----- Supplied material
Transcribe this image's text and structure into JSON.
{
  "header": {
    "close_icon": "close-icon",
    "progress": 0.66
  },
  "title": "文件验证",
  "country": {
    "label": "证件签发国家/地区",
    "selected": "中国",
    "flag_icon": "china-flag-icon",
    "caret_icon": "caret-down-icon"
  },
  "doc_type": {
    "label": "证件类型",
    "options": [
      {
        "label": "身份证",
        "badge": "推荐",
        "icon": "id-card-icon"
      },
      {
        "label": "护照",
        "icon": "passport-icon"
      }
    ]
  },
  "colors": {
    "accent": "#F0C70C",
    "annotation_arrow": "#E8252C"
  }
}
----------
■ Do this
Of all the lines above, how many contain "label"? Give the number and nothing more.

■ Task response
4